# start of TASK INPUTS

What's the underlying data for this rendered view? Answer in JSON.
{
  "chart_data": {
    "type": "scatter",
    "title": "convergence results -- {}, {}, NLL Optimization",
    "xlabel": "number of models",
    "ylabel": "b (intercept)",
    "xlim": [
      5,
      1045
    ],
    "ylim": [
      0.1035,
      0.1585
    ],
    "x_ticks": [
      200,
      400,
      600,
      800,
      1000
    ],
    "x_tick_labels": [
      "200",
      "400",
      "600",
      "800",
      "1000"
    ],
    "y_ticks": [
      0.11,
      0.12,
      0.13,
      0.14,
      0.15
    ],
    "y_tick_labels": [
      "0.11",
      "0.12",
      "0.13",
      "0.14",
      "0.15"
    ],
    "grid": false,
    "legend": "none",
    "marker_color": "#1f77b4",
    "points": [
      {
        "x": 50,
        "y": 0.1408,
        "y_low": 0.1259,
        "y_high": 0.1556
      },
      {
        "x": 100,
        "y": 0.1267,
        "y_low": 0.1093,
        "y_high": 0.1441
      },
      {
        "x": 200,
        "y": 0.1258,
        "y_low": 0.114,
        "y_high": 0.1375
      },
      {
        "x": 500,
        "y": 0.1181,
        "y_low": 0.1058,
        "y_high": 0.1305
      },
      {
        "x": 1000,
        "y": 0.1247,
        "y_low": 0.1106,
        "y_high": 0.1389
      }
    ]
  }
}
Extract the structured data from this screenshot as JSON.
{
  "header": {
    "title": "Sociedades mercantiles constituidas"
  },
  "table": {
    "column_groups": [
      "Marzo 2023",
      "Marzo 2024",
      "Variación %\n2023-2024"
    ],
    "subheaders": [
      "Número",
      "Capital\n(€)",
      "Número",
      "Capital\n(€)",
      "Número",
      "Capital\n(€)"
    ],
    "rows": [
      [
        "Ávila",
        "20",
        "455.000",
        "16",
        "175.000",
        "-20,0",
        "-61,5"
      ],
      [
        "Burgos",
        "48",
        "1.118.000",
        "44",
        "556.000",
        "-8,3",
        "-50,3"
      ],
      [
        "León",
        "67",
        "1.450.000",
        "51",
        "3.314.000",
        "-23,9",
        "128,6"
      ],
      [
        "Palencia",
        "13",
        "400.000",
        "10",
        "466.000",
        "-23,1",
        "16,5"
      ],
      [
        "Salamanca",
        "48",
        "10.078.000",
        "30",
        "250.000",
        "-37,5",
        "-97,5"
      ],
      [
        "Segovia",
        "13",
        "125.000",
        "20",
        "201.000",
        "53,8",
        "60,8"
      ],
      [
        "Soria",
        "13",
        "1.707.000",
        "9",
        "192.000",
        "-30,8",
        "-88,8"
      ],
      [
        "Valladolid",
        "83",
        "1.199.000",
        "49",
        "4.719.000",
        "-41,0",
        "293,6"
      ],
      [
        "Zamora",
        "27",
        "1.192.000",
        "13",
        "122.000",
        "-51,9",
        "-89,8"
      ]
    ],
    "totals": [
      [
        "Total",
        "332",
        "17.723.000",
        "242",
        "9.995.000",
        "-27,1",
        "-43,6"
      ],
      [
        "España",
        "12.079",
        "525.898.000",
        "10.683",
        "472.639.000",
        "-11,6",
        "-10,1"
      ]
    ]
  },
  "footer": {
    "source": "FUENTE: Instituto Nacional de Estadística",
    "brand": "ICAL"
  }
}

# end of TASK INPUTS

» SHORT EXERCISE: Select every line of the records holding the string "JSON".

» EXPECTED ANSWER:
What's the underlying data for this rendered view? Answer in JSON.
Extract the structured data from this screenshot as JSON.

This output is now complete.